Problem details: Go through the data below and gather each line containing "JSON".

Extracted data:
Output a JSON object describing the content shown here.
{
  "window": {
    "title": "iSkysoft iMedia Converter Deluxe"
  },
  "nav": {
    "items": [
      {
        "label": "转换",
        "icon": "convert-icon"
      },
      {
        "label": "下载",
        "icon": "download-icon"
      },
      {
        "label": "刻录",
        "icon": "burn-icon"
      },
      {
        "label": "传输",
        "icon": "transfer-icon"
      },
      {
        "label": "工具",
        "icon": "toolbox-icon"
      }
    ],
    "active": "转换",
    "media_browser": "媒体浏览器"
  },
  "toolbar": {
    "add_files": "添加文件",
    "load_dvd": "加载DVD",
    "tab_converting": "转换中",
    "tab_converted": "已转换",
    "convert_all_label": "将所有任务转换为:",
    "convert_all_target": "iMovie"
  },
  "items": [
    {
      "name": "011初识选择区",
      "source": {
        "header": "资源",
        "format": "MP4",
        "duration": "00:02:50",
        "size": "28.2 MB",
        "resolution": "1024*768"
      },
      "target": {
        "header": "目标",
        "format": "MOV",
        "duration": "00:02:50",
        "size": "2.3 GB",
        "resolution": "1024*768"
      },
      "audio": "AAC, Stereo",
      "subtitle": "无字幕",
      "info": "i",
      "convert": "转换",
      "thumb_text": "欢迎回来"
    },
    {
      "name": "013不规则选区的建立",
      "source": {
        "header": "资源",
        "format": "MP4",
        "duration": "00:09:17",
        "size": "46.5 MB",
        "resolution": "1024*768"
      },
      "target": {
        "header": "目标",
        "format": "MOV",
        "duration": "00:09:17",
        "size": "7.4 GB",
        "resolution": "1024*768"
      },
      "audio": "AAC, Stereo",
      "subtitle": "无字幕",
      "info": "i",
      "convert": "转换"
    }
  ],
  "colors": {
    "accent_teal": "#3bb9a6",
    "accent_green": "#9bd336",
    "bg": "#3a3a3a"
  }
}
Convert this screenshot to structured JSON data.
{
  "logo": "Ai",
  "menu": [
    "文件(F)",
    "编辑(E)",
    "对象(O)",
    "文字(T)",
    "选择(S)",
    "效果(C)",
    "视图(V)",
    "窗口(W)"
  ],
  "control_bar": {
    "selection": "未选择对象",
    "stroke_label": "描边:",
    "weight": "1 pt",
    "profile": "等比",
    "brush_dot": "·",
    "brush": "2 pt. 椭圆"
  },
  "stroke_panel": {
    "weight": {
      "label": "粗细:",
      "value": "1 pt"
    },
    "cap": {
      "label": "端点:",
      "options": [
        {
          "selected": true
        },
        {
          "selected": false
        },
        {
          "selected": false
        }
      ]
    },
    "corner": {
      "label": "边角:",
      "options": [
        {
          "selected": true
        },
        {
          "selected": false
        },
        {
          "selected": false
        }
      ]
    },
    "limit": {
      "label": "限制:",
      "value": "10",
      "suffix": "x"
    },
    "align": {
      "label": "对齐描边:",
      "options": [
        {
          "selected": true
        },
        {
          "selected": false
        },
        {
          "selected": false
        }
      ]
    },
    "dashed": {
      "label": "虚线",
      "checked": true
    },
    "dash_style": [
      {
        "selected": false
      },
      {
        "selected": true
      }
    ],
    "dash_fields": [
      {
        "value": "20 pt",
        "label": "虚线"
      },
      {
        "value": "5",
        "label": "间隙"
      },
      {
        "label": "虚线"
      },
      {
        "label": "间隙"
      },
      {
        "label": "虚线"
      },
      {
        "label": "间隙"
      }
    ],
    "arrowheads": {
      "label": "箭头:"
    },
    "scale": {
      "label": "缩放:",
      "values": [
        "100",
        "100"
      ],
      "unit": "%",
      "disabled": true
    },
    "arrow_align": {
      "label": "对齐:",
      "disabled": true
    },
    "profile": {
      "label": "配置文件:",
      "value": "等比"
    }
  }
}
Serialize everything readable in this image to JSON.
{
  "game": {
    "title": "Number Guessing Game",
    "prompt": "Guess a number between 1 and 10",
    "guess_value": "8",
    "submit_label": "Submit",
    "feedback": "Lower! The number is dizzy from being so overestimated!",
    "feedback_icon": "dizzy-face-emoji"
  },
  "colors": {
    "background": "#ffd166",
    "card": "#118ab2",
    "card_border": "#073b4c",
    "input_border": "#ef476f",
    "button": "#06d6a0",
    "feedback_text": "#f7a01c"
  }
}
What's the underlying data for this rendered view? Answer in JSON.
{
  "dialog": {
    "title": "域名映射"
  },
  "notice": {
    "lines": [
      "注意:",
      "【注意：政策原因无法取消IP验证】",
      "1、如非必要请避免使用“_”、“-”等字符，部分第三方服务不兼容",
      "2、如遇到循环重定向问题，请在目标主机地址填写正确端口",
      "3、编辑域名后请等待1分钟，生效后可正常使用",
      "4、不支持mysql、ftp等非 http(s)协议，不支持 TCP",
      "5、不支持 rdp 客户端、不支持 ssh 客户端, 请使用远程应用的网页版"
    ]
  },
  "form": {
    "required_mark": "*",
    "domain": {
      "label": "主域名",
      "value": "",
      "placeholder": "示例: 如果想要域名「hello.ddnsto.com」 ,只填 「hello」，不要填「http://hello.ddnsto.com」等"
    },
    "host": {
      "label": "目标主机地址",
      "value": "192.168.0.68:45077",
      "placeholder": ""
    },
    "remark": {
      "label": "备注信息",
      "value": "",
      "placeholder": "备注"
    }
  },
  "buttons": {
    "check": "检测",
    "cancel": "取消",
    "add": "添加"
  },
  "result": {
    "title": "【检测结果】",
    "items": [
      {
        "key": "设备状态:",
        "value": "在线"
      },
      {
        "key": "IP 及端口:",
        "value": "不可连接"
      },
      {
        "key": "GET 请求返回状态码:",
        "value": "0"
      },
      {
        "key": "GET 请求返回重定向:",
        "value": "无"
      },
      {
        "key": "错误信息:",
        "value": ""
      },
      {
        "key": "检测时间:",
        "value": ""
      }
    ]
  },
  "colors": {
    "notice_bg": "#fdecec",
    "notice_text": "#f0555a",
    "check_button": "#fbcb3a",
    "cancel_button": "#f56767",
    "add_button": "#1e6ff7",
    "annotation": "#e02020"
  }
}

Output of the exercise:
Output a JSON object describing the content shown here.
Convert this screenshot to structured JSON data.
Serialize everything readable in this image to JSON.
What's the underlying data for this rendered view? Answer in JSON.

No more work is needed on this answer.